Written instruction:
Give the data below again exactly as it stands. Omit the pictures.

Dataset items
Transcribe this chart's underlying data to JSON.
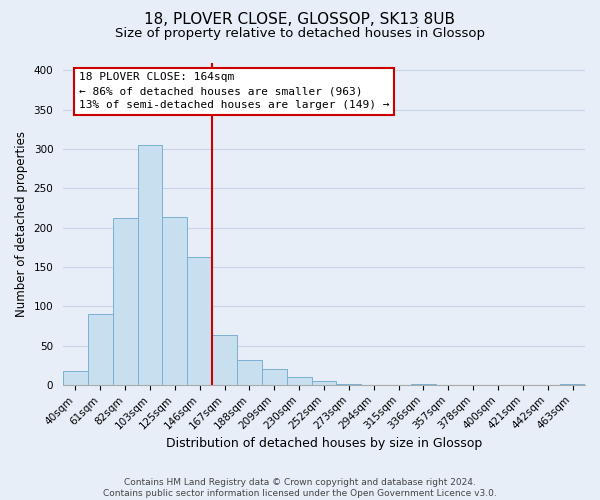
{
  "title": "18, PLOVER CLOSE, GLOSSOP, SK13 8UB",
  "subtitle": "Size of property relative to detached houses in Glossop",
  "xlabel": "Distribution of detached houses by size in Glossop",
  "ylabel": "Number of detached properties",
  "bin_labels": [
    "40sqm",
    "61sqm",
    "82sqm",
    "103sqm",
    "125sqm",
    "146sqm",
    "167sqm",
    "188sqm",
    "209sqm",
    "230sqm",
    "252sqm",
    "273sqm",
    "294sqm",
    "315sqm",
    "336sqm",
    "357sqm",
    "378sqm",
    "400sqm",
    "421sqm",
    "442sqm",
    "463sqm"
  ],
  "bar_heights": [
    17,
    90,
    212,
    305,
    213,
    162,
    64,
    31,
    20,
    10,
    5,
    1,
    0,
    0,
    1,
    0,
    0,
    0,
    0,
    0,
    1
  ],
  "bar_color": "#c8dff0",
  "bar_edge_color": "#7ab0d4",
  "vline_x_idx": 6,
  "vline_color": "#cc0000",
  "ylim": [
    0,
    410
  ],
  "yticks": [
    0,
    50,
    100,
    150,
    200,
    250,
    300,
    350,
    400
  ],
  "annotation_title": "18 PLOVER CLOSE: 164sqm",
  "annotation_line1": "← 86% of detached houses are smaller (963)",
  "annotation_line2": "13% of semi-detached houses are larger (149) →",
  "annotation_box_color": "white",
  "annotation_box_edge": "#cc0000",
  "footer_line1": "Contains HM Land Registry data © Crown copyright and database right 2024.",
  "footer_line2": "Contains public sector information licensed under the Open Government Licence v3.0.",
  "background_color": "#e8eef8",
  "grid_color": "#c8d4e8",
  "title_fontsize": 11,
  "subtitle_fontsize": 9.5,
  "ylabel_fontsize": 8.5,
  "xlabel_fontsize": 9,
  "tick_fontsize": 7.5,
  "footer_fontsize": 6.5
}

Response below:
Transcribe this chart's underlying data to JSON.
{
  "title": "18, PLOVER CLOSE, GLOSSOP, SK13 8UB",
  "subtitle": "Size of property relative to detached houses in Glossop",
  "xlabel": "Distribution of detached houses by size in Glossop",
  "ylabel": "Number of detached properties",
  "bin_labels": [
    "40sqm",
    "61sqm",
    "82sqm",
    "103sqm",
    "125sqm",
    "146sqm",
    "167sqm",
    "188sqm",
    "209sqm",
    "230sqm",
    "252sqm",
    "273sqm",
    "294sqm",
    "315sqm",
    "336sqm",
    "357sqm",
    "378sqm",
    "400sqm",
    "421sqm",
    "442sqm",
    "463sqm"
  ],
  "bar_heights": [
    17,
    90,
    212,
    305,
    213,
    162,
    64,
    31,
    20,
    10,
    5,
    1,
    0,
    0,
    1,
    0,
    0,
    0,
    0,
    0,
    1
  ],
  "bar_color": "#c8dff0",
  "bar_edge_color": "#7ab0d4",
  "vline_x_idx": 6,
  "vline_color": "#cc0000",
  "ylim": [
    0,
    410
  ],
  "yticks": [
    0,
    50,
    100,
    150,
    200,
    250,
    300,
    350,
    400
  ],
  "annotation_title": "18 PLOVER CLOSE: 164sqm",
  "annotation_line1": "← 86% of detached houses are smaller (963)",
  "annotation_line2": "13% of semi-detached houses are larger (149) →",
  "annotation_box_color": "white",
  "annotation_box_edge": "#cc0000",
  "footer_line1": "Contains HM Land Registry data © Crown copyright and database right 2024.",
  "footer_line2": "Contains public sector information licensed under the Open Government Licence v3.0.",
  "background_color": "#e8eef8",
  "grid_color": "#c8d4e8",
  "title_fontsize": 11,
  "subtitle_fontsize": 9.5,
  "ylabel_fontsize": 8.5,
  "xlabel_fontsize": 9,
  "tick_fontsize": 7.5,
  "footer_fontsize": 6.5
}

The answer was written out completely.